>> BEGIN Passage

The dates are ISO 8601 UTC with zero time offset. For Moscow time, add +03:00 instead of Z at the end of the line: 2025-04-24T14:34:19+03:00.

Go to the folder hosting the Yandex Cloud API repository, create a folder named upload_data, and generate the client interface code in it. Then open the upload_data folder:

Bash

cd <path_to_cloudapi_directory> && \
mkdir upload_data && \
python3 -m grpc_tools.protoc -I . -I third_party/googleapis \
     --python_out=./upload_data/ \
     --grpc_python_out=./upload_data/ \
     google/api/http.proto \
     google/api/annotations.proto \
     yandex/cloud/api/operation.proto \
     google/rpc/status.proto \
     yandex/cloud/operation/operation.proto \
     yandex/cloud/validation.proto \
     yandex/cloud/speechsense/v1/*.proto \
     yandex/cloud/speechsense/v1/*/*.proto
cd upload_data

In the upload_data directory , create the upload_grpc.py Python script to upload your data to a SpeechSense connection as a single message:

import argparse
import json
from typing import Dict
import grpc
import datetime

from yandex.cloud.speechsense.v1 import talk_service_pb2
from yandex.cloud.speechsense.v1 import talk_service_pb2_grpc
from yandex.cloud.speechsense.v1 import audio_pb2

# For IAM token authentication, replace the `api_key` parameter with `iam_token`
def upload_talk(connection_id: int, metadata: Dict[str, str], api_key: str, audio_bytes: bytes):
   credentials = grpc.ssl_channel_credentials()

>> END Passage
>> BEGIN Excerpted records

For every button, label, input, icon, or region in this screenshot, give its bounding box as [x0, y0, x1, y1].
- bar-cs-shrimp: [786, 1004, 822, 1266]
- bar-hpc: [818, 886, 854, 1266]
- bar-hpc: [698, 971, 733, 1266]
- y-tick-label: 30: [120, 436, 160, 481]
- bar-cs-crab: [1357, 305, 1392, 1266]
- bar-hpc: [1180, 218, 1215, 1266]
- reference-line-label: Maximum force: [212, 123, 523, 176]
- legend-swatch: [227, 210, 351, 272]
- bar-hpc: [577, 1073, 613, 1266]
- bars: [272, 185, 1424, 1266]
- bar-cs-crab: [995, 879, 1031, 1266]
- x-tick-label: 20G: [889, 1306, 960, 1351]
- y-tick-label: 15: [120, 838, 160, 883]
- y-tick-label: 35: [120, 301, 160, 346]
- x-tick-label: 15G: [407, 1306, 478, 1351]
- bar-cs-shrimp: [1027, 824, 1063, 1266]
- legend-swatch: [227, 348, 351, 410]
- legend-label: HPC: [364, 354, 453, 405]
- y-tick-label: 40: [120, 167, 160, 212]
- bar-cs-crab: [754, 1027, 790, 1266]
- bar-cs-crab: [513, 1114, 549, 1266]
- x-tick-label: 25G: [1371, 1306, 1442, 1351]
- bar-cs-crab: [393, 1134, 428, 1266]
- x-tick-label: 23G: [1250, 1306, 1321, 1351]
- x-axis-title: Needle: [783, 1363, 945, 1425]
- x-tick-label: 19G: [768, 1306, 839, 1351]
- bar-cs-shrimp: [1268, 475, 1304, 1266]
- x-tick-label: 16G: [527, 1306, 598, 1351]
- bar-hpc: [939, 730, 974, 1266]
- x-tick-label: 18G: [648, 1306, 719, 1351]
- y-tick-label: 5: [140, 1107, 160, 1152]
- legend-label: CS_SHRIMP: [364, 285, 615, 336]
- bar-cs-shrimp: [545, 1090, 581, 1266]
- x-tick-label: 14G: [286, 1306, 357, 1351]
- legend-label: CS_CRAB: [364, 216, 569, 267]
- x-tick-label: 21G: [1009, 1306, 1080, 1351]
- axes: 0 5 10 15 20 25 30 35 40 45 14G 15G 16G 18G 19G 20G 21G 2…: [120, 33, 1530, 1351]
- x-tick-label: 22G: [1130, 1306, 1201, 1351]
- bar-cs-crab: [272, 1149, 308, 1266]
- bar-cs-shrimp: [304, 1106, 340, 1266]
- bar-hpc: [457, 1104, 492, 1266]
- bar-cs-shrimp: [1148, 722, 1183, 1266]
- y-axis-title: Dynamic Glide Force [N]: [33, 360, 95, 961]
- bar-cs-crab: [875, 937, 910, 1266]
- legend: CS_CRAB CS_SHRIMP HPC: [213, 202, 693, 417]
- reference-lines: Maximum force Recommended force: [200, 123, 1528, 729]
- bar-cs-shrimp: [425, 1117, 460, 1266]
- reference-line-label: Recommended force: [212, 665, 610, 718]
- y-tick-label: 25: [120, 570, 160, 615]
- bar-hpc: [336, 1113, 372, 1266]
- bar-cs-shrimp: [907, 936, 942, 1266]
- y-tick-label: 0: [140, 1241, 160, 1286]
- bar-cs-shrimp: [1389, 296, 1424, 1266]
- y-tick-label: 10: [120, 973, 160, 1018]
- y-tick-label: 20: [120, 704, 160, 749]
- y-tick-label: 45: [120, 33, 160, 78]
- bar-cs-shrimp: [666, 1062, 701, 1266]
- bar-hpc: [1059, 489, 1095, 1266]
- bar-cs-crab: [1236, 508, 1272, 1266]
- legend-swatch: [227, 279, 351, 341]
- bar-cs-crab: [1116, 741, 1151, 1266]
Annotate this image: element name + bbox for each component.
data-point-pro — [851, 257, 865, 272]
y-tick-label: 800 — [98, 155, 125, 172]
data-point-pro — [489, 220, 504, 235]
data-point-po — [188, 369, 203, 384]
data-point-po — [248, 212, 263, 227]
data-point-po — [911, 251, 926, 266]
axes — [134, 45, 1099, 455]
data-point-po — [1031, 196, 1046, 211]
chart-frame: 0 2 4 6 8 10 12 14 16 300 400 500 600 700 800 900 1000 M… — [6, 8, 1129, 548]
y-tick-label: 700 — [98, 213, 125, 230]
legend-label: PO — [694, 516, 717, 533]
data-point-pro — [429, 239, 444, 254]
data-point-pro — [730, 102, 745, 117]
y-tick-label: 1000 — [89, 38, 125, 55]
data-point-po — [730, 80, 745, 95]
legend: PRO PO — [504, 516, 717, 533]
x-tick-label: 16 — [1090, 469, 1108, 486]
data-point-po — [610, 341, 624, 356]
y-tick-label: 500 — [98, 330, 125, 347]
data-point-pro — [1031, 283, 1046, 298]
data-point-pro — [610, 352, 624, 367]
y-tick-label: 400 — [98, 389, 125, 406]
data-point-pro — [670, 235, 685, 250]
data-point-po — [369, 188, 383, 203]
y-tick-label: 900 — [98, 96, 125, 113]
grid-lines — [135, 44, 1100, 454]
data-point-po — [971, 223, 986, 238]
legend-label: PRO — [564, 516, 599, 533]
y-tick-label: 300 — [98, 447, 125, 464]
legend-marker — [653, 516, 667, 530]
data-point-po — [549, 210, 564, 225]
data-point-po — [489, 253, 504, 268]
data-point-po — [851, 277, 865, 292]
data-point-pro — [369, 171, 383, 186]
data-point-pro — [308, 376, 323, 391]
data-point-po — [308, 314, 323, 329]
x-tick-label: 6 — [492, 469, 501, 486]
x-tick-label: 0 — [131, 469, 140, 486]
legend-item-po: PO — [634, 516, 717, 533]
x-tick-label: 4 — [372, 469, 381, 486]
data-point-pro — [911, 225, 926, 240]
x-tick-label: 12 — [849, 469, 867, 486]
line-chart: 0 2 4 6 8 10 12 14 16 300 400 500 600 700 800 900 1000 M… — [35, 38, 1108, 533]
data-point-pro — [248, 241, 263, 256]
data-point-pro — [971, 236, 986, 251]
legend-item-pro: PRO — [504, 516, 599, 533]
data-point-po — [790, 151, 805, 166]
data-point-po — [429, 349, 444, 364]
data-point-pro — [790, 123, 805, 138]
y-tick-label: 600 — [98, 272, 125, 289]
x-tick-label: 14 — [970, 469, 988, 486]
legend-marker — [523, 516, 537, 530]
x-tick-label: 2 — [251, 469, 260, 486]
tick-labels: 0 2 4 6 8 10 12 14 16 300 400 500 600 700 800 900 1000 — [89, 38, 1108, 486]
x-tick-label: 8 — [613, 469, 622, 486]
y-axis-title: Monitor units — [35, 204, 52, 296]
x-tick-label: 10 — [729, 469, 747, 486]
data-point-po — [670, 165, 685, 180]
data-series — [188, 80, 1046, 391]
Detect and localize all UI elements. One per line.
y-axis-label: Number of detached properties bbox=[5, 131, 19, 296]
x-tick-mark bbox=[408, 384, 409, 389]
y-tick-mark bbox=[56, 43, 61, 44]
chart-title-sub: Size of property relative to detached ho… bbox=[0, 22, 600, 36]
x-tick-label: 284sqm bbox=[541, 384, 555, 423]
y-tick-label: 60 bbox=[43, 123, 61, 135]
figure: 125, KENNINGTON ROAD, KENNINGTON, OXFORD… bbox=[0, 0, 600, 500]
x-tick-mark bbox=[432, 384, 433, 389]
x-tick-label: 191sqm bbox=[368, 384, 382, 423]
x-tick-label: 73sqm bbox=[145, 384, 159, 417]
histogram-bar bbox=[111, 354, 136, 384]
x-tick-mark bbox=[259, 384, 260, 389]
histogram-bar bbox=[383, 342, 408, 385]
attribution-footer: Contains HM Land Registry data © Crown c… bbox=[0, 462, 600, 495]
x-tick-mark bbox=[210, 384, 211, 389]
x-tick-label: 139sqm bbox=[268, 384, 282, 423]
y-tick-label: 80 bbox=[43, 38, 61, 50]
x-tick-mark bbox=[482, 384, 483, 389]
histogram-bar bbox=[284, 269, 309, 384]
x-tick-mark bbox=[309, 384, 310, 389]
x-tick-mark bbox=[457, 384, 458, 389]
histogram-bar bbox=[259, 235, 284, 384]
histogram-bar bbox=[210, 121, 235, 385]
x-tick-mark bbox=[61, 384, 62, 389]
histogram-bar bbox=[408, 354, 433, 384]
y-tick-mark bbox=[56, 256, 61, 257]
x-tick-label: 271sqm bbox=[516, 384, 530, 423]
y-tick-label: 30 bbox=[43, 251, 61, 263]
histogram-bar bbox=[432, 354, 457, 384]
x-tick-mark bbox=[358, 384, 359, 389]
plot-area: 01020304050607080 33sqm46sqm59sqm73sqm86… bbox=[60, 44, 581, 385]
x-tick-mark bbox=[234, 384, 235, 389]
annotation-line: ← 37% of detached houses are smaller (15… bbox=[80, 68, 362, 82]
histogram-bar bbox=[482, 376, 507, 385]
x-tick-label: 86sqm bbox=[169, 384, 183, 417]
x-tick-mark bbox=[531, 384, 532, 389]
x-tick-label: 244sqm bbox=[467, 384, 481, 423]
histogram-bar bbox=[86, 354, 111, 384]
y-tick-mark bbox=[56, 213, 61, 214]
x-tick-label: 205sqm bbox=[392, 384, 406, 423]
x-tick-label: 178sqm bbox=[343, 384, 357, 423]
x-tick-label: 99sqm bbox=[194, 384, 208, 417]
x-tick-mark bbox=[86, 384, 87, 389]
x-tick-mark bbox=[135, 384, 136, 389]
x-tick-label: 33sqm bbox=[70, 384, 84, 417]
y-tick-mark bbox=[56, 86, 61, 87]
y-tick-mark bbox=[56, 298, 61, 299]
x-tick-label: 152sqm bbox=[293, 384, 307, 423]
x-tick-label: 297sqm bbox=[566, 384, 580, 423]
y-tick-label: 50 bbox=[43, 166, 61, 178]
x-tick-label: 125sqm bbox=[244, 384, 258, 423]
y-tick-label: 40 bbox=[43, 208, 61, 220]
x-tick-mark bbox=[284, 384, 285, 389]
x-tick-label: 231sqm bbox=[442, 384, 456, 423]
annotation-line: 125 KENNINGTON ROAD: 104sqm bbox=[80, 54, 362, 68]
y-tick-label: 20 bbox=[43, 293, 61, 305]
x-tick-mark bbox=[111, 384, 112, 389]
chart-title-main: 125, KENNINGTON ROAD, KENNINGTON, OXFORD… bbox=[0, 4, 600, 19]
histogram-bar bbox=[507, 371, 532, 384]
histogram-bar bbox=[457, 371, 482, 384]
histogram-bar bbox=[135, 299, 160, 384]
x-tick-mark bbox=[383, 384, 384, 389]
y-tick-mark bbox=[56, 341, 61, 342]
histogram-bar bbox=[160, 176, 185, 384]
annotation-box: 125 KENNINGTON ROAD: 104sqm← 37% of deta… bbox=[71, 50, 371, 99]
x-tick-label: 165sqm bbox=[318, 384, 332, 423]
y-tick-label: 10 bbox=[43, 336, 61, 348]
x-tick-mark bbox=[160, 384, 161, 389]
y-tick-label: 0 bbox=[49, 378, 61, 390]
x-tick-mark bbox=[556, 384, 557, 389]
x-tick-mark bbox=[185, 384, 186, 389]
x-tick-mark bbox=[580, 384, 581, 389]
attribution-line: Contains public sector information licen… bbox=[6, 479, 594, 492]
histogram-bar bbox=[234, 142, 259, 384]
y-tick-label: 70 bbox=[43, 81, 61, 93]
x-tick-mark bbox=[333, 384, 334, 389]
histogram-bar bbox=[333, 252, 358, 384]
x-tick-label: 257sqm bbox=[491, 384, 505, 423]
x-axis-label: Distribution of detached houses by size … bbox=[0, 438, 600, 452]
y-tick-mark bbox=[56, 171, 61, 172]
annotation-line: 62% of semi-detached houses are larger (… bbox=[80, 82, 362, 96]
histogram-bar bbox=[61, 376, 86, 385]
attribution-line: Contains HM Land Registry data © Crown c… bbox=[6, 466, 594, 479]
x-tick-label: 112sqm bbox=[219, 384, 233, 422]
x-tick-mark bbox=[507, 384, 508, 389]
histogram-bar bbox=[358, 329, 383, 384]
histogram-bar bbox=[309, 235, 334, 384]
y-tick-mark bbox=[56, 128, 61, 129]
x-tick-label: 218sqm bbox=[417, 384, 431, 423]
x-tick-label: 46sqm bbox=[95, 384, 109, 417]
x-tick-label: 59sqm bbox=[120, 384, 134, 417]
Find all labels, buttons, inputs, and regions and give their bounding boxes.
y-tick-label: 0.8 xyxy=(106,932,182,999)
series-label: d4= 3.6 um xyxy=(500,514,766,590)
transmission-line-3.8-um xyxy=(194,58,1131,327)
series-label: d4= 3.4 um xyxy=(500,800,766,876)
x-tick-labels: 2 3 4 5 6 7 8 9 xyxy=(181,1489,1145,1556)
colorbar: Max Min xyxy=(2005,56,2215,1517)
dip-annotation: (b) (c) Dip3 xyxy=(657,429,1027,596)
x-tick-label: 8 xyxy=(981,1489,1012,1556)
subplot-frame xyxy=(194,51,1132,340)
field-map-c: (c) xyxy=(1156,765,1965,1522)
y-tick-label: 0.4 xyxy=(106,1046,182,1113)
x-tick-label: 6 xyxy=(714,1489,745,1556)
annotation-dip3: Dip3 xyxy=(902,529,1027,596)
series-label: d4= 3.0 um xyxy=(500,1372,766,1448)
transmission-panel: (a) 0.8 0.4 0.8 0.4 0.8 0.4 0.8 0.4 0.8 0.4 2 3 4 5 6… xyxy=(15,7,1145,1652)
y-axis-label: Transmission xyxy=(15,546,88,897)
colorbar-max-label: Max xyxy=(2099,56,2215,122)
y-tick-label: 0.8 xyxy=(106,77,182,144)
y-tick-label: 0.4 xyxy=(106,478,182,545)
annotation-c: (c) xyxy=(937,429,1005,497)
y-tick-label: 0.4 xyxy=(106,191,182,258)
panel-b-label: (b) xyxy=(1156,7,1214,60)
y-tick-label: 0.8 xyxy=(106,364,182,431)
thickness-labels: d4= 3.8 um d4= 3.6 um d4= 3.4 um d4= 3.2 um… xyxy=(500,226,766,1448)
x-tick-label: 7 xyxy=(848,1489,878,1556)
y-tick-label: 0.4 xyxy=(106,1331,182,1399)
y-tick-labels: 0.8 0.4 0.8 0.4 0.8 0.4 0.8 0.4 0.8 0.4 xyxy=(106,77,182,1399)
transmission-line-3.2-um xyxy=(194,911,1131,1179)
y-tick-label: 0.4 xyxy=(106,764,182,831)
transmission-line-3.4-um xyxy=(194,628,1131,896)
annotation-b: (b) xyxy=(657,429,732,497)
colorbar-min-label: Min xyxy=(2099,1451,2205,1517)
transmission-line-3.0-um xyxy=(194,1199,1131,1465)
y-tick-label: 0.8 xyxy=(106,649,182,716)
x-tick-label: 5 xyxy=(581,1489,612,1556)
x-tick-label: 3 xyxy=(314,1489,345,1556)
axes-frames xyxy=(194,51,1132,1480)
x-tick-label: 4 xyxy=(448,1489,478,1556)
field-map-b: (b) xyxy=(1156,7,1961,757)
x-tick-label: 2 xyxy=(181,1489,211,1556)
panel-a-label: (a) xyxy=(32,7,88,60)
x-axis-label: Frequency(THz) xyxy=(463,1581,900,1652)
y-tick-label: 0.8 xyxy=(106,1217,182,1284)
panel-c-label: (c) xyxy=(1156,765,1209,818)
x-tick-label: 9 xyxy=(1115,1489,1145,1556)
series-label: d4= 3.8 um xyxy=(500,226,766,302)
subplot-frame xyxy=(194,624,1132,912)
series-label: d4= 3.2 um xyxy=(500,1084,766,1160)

>> END Excerpted records

▶ _Challenge 1_: According to the SpeechSense upload guide, what goes at the end of a date line in place of Z for Moscow time?
▶ _Challenge 2_: Give the next part of the SpeechSense upload guide, starting right after its last line.
The entries have nothing to do with the SpeechSense upload guide.

▶ _Right answer 1_: +03:00

▶ _Right answer 2_:
   channel = grpc.secure_channel('api.speechsense.yandexcloud.net:443', credentials)
   talk_service_stub = talk_service_pb2_grpc.TalkServiceStub(channel)

# Forming a request to the API
   request = talk_service_pb2.UploadTalkRequest(
      metadata=talk_service_pb2.TalkMetadata(
         connection_id=str(connection_id),
         fields=metadata
      ),
      # Audio format: WAV
      audio=audio_pb2.AudioRequest(
         audio_metadata=audio_pb2.AudioMetadata(
            container_audio=audio_pb2.ContainerAudio(
               container_audio_type=audio_pb2.ContainerAudio.ContainerAudioType.CONTAINER_AUDIO_TYPE_WAV
            )
         ),
         audio_data=audio_pb2.AudioChunk(data=audio_bytes)
      )
   )
   # Authentication type: API key
   response = talk_service_stub.Upload(request, metadata=(
      ('authorization', f'Api-Key {api_key}'),
   # For IAM token authentication, provide the header
   #  ('authorization', f'Bearer {iam_token}'),
   ))

   # Displaying the dialog ID
   print(f'Dialog ID: {response.talk_id}')

if __name__ == '__main__':
   parser = argparse.ArgumentParser()
   parser.add_argument('--key', required=True, help='API key or IAM token', type=str)
   parser.add_argument('--connection-id', required=True, help='Connection ID', type=str)
   parser.add_argument('--audio-path', required=True, help='Audio file path', type=str)
   parser.add_argument('--meta-path', required=False, help='JSON with the dialog metadata', type=str, default=None)
   args = parser.parse_args()

   # Default values to use if metadata is not defined
   if args.meta_path is None:
      now = datetime.datetime.now().isoformat()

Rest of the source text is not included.